What to produce:
Quote the listing below in its entirety, omitting every image.

---- Provided data

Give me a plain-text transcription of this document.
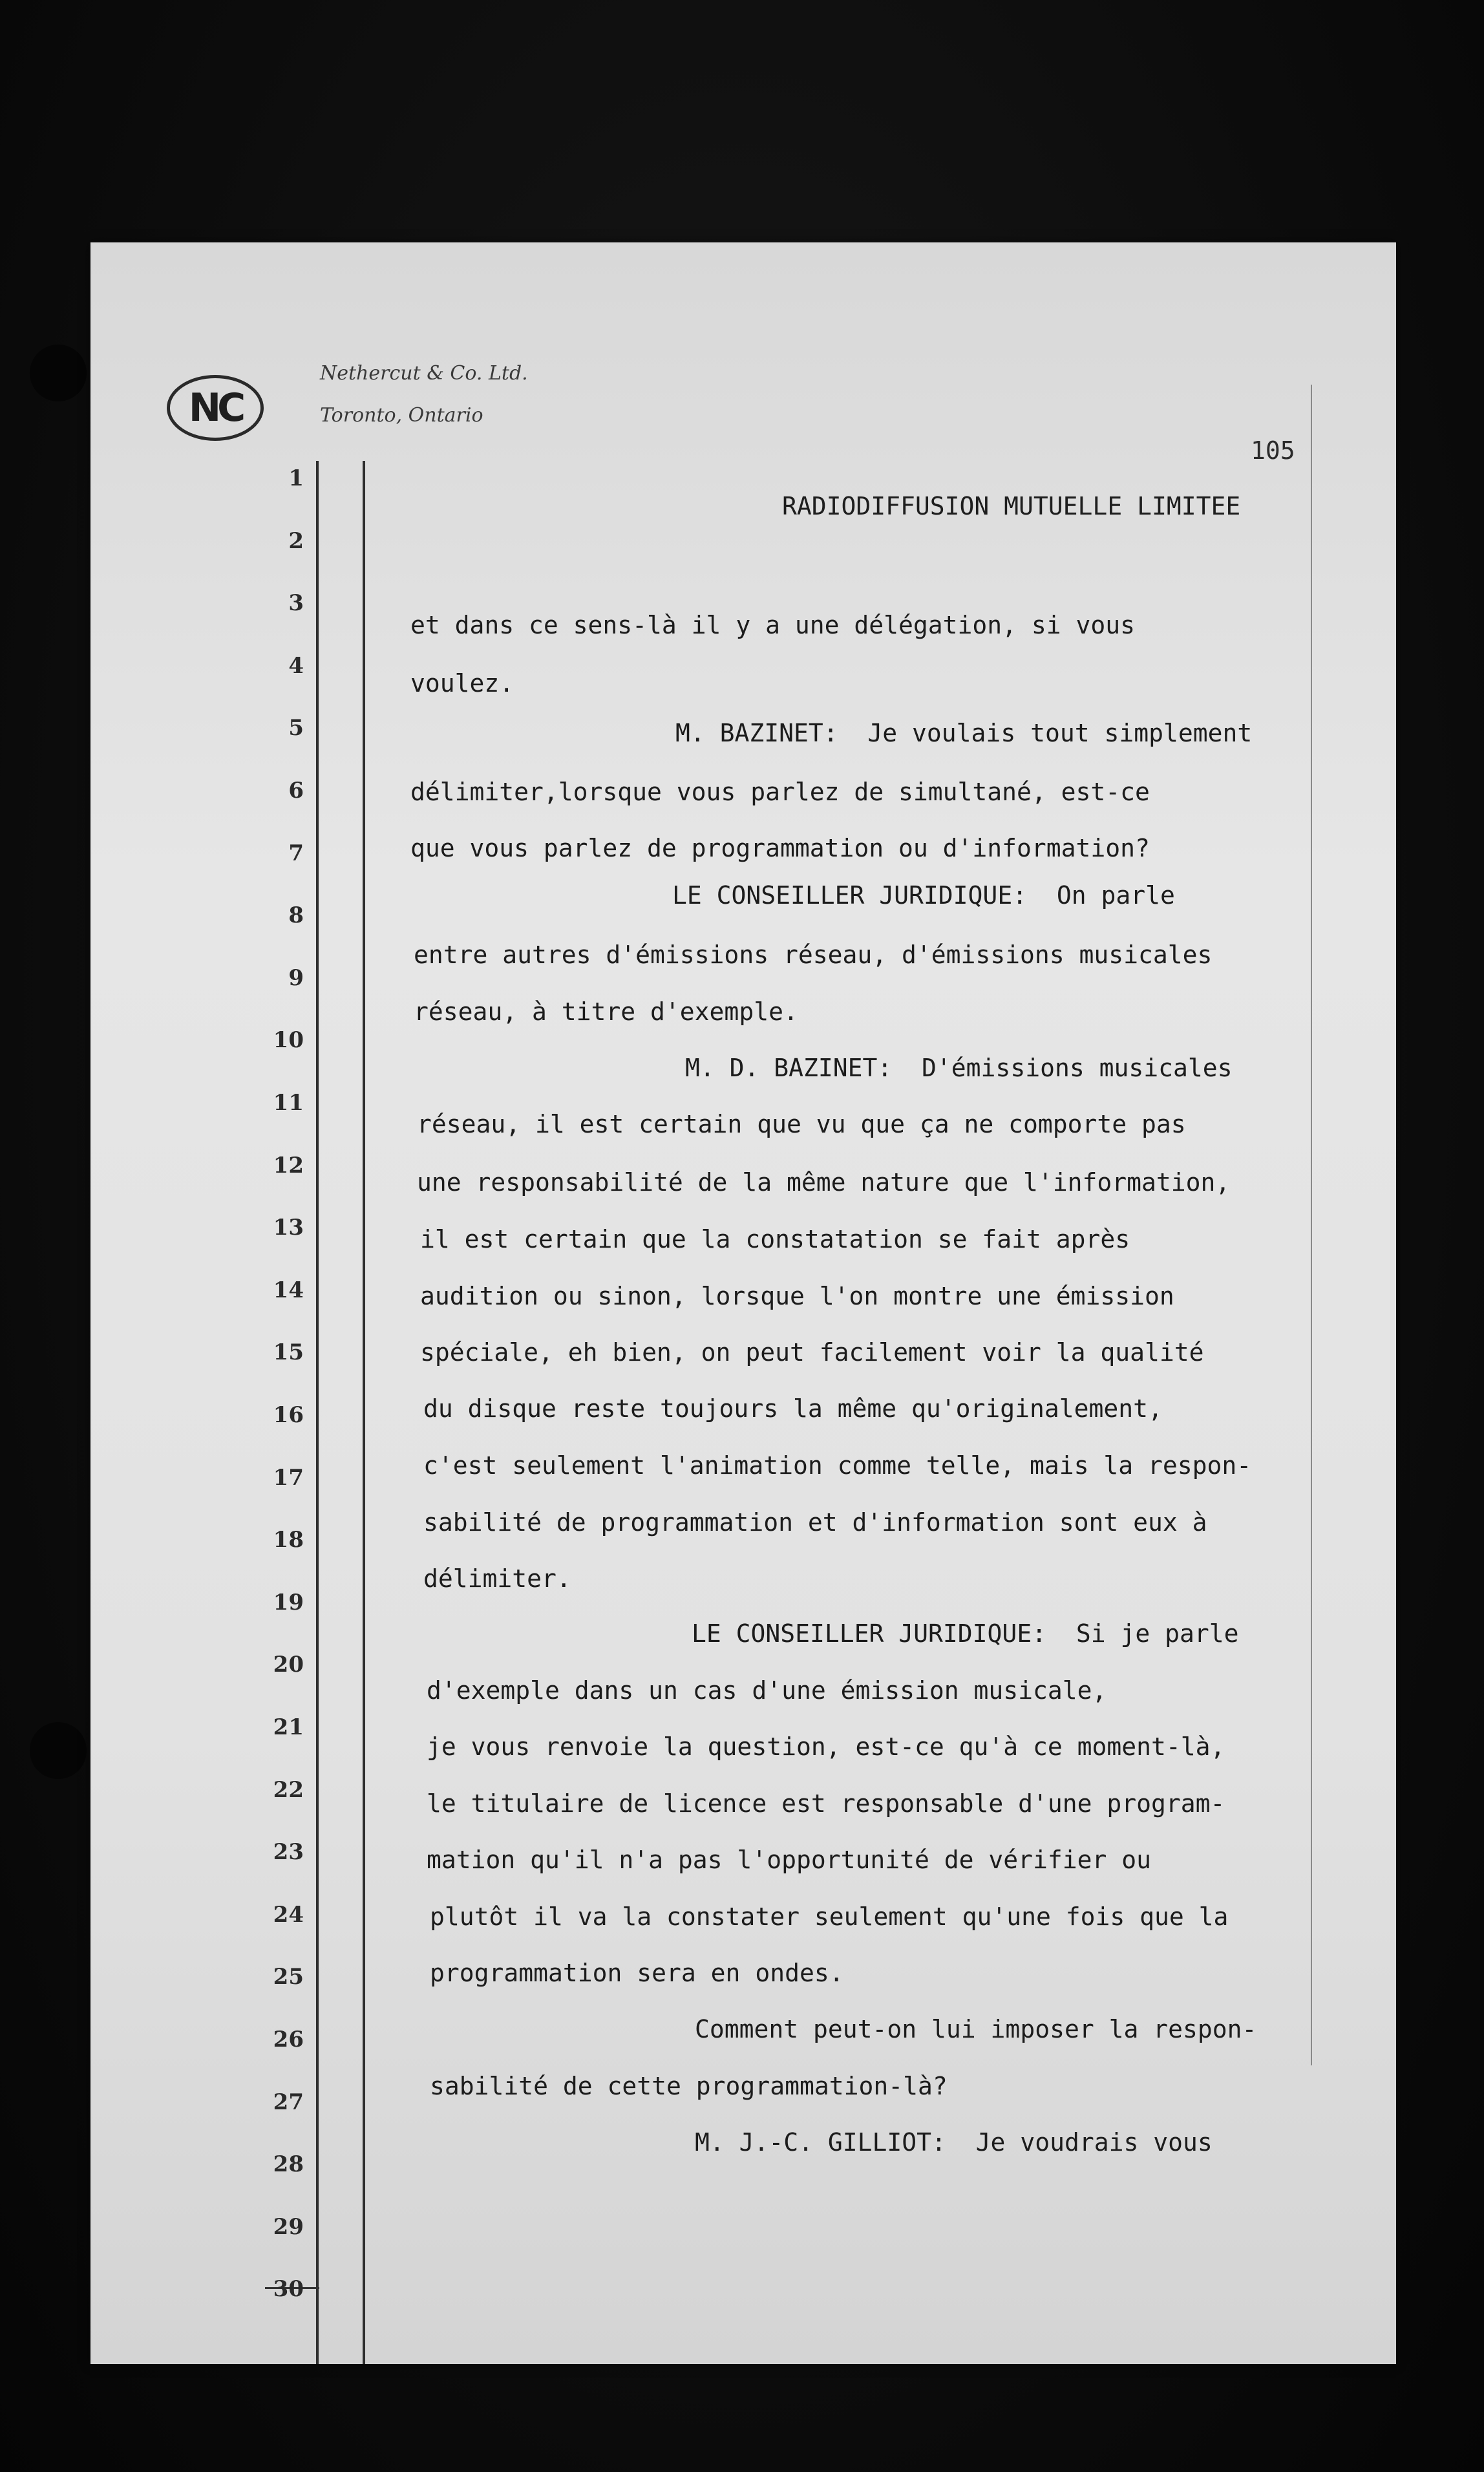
NC
Nethercut & Co. Ltd.
Toronto, Ontario
105
RADIODIFFUSION MUTUELLE LIMITEE
1
2
3
4
5
6
7
8
9
10
11
12
13
14
15
16
17
18
19
20
21
22
23
24
25
26
27
28
29
30
et dans ce sens-là il y a une délégation, si vous
voulez.
M. BAZINET:  Je voulais tout simplement
délimiter,lorsque vous parlez de simultané, est-ce
que vous parlez de programmation ou d'information?
LE CONSEILLER JURIDIQUE:  On parle
entre autres d'émissions réseau, d'émissions musicales
réseau, à titre d'exemple.
M. D. BAZINET:  D'émissions musicales
réseau, il est certain que vu que ça ne comporte pas
une responsabilité de la même nature que l'information,
il est certain que la constatation se fait après
audition ou sinon, lorsque l'on montre une émission
spéciale, eh bien, on peut facilement voir la qualité
du disque reste toujours la même qu'originalement,
c'est seulement l'animation comme telle, mais la respon-
sabilité de programmation et d'information sont eux à
délimiter.
LE CONSEILLER JURIDIQUE:  Si je parle
d'exemple dans un cas d'une émission musicale,
je vous renvoie la question, est-ce qu'à ce moment-là,
le titulaire de licence est responsable d'une program-
mation qu'il n'a pas l'opportunité de vérifier ou
plutôt il va la constater seulement qu'une fois que la
programmation sera en ondes.
Comment peut-on lui imposer la respon-
sabilité de cette programmation-là?
M. J.-C. GILLIOT:  Je voudrais vous
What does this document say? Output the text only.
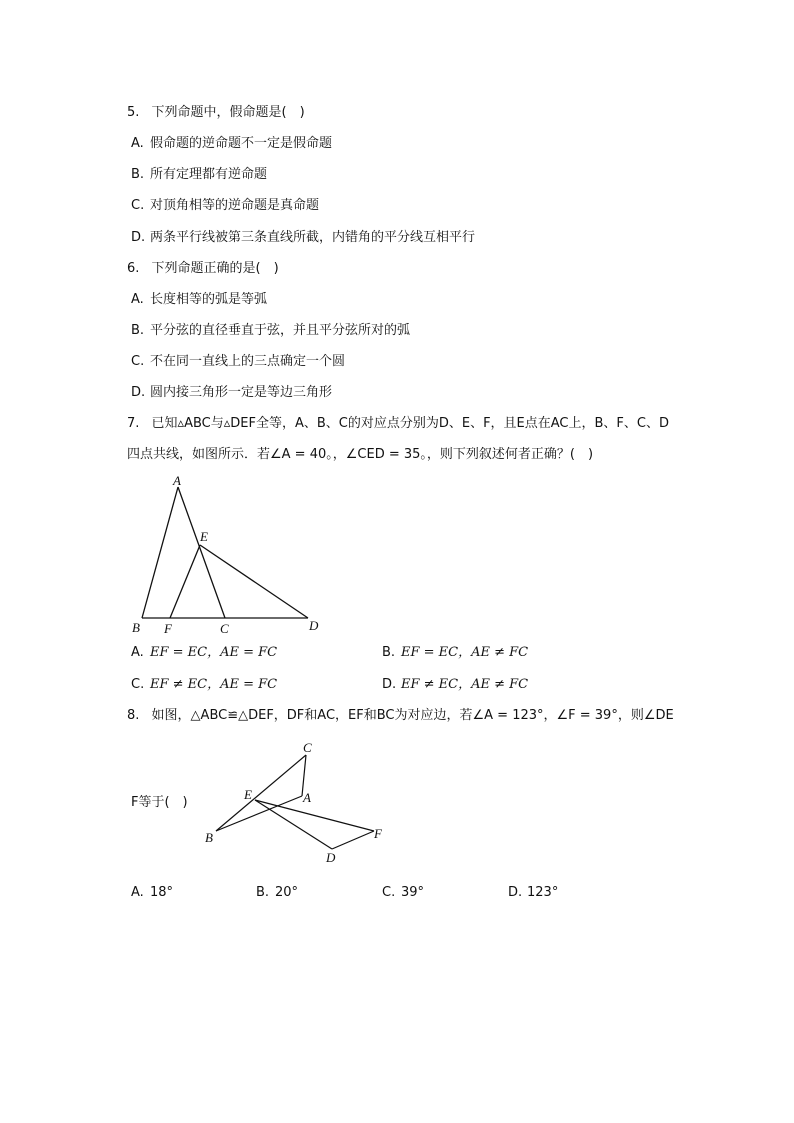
5. 下列命题中，假命题是(　)
A. 假命题的逆命题不一定是假命题
B. 所有定理都有逆命题
C. 对顶角相等的逆命题是真命题
D. 两条平行线被第三条直线所截，内错角的平分线互相平行
6. 下列命题正确的是(　)
A. 长度相等的弧是等弧
B. 平分弦的直径垂直于弦，并且平分弦所对的弧
C. 不在同一直线上的三点确定一个圆
D. 圆内接三角形一定是等边三角形
7. 已知▵ABC与▵DEF全等，A、B、C的对应点分别为D、E、F，且E点在AC上，B、F、C、D
四点共线，如图所示．若∠A = 40。，∠CED = 35。，则下列叙述何者正确？(　)
A
E
B F	C	D
A. EF = EC，AE = FC	B. EF = EC，AE ≠ FC
C. EF ≠ EC，AE = FC	D. EF ≠ EC，AE ≠ FC
8. 如图，△ABC≌△DEF，DF和AC，EF和BC为对应边，若∠A = 123°，∠F = 39°，则∠DE
F等于(　)
C
E	A
B	F
D
A. 18°	B. 20°	C. 39°	D. 123°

--------

Solution for this exercise:
Give me a plain-text transcription of this document.
NC
Nethercut & Co. Ltd.
Toronto, Ontario
105
RADIODIFFUSION MUTUELLE LIMITEE
1
2
3
4
5
6
7
8
9
10
11
12
13
14
15
16
17
18
19
20
21
22
23
24
25
26
27
28
29
30
et dans ce sens-là il y a une délégation, si vous
voulez.
M. BAZINET:  Je voulais tout simplement
délimiter,lorsque vous parlez de simultané, est-ce
que vous parlez de programmation ou d'information?
LE CONSEILLER JURIDIQUE:  On parle
entre autres d'émissions réseau, d'émissions musicales
réseau, à titre d'exemple.
M. D. BAZINET:  D'émissions musicales
réseau, il est certain que vu que ça ne comporte pas
une responsabilité de la même nature que l'information,
il est certain que la constatation se fait après
audition ou sinon, lorsque l'on montre une émission
spéciale, eh bien, on peut facilement voir la qualité
du disque reste toujours la même qu'originalement,
c'est seulement l'animation comme telle, mais la respon-
sabilité de programmation et d'information sont eux à
délimiter.
LE CONSEILLER JURIDIQUE:  Si je parle
d'exemple dans un cas d'une émission musicale,
je vous renvoie la question, est-ce qu'à ce moment-là,
le titulaire de licence est responsable d'une program-
mation qu'il n'a pas l'opportunité de vérifier ou
plutôt il va la constater seulement qu'une fois que la
programmation sera en ondes.
Comment peut-on lui imposer la respon-
sabilité de cette programmation-là?
M. J.-C. GILLIOT:  Je voudrais vous
What does this document say? Output the text only.
5. 下列命题中，假命题是(　)
A. 假命题的逆命题不一定是假命题
B. 所有定理都有逆命题
C. 对顶角相等的逆命题是真命题
D. 两条平行线被第三条直线所截，内错角的平分线互相平行
6. 下列命题正确的是(　)
A. 长度相等的弧是等弧
B. 平分弦的直径垂直于弦，并且平分弦所对的弧
C. 不在同一直线上的三点确定一个圆
D. 圆内接三角形一定是等边三角形
7. 已知▵ABC与▵DEF全等，A、B、C的对应点分别为D、E、F，且E点在AC上，B、F、C、D
四点共线，如图所示．若∠A = 40。，∠CED = 35。，则下列叙述何者正确？(　)
A
E
B F	C	D
A. EF = EC，AE = FC	B. EF = EC，AE ≠ FC
C. EF ≠ EC，AE = FC	D. EF ≠ EC，AE ≠ FC
8. 如图，△ABC≌△DEF，DF和AC，EF和BC为对应边，若∠A = 123°，∠F = 39°，则∠DE
F等于(　)
C
E	A
B	F
D
A. 18°	B. 20°	C. 39°	D. 123°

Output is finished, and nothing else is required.